_SHORT EXERCISE_:
Write the material out again exactly as it stands.

_INPUT MATERIAL_:
*****
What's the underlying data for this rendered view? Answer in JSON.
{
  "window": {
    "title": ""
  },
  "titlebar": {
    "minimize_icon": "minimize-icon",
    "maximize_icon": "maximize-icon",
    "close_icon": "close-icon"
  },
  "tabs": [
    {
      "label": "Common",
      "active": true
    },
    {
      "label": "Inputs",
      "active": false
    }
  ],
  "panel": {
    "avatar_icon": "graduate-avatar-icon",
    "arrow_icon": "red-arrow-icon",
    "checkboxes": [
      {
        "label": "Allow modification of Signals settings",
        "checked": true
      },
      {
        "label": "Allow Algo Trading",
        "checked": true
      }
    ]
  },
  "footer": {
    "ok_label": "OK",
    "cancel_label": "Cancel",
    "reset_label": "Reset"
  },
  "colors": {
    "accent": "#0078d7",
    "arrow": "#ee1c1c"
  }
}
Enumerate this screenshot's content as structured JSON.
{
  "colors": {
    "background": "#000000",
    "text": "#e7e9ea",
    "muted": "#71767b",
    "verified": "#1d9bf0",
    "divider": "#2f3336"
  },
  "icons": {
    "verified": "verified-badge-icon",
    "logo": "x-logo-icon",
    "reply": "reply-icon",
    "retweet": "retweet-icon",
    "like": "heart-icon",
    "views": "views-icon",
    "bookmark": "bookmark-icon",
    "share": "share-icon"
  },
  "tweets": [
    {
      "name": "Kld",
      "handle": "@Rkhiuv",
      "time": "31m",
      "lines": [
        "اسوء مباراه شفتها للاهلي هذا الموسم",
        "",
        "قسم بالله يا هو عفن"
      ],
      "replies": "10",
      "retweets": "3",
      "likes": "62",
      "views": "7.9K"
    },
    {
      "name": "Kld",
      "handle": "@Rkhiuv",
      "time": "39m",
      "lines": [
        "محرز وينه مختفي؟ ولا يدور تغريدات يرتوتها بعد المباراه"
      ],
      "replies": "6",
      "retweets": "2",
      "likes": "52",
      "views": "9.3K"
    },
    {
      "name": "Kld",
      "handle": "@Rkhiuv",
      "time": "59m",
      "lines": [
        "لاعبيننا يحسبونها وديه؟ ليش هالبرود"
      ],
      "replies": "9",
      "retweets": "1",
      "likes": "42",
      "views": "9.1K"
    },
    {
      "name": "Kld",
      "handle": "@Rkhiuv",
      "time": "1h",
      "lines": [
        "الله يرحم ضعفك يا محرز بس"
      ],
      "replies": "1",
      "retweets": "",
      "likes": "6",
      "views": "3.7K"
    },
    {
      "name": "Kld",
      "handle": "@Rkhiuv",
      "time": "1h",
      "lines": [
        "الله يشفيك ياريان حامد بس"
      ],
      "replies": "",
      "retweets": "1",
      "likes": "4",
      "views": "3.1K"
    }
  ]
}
*****
_THE REPLY_:
What's the underlying data for this rendered view? Answer in JSON.
{
  "window": {
    "title": ""
  },
  "titlebar": {
    "minimize_icon": "minimize-icon",
    "maximize_icon": "maximize-icon",
    "close_icon": "close-icon"
  },
  "tabs": [
    {
      "label": "Common",
      "active": true
    },
    {
      "label": "Inputs",
      "active": false
    }
  ],
  "panel": {
    "avatar_icon": "graduate-avatar-icon",
    "arrow_icon": "red-arrow-icon",
    "checkboxes": [
      {
        "label": "Allow modification of Signals settings",
        "checked": true
      },
      {
        "label": "Allow Algo Trading",
        "checked": true
      }
    ]
  },
  "footer": {
    "ok_label": "OK",
    "cancel_label": "Cancel",
    "reset_label": "Reset"
  },
  "colors": {
    "accent": "#0078d7",
    "arrow": "#ee1c1c"
  }
}
Enumerate this screenshot's content as structured JSON.
{
  "colors": {
    "background": "#000000",
    "text": "#e7e9ea",
    "muted": "#71767b",
    "verified": "#1d9bf0",
    "divider": "#2f3336"
  },
  "icons": {
    "verified": "verified-badge-icon",
    "logo": "x-logo-icon",
    "reply": "reply-icon",
    "retweet": "retweet-icon",
    "like": "heart-icon",
    "views": "views-icon",
    "bookmark": "bookmark-icon",
    "share": "share-icon"
  },
  "tweets": [
    {
      "name": "Kld",
      "handle": "@Rkhiuv",
      "time": "31m",
      "lines": [
        "اسوء مباراه شفتها للاهلي هذا الموسم",
        "",
        "قسم بالله يا هو عفن"
      ],
      "replies": "10",
      "retweets": "3",
      "likes": "62",
      "views": "7.9K"
    },
    {
      "name": "Kld",
      "handle": "@Rkhiuv",
      "time": "39m",
      "lines": [
        "محرز وينه مختفي؟ ولا يدور تغريدات يرتوتها بعد المباراه"
      ],
      "replies": "6",
      "retweets": "2",
      "likes": "52",
      "views": "9.3K"
    },
    {
      "name": "Kld",
      "handle": "@Rkhiuv",
      "time": "59m",
      "lines": [
        "لاعبيننا يحسبونها وديه؟ ليش هالبرود"
      ],
      "replies": "9",
      "retweets": "1",
      "likes": "42",
      "views": "9.1K"
    },
    {
      "name": "Kld",
      "handle": "@Rkhiuv",
      "time": "1h",
      "lines": [
        "الله يرحم ضعفك يا محرز بس"
      ],
      "replies": "1",
      "retweets": "",
      "likes": "6",
      "views": "3.7K"
    },
    {
      "name": "Kld",
      "handle": "@Rkhiuv",
      "time": "1h",
      "lines": [
        "الله يشفيك ياريان حامد بس"
      ],
      "replies": "",
      "retweets": "1",
      "likes": "4",
      "views": "3.1K"
    }
  ]
}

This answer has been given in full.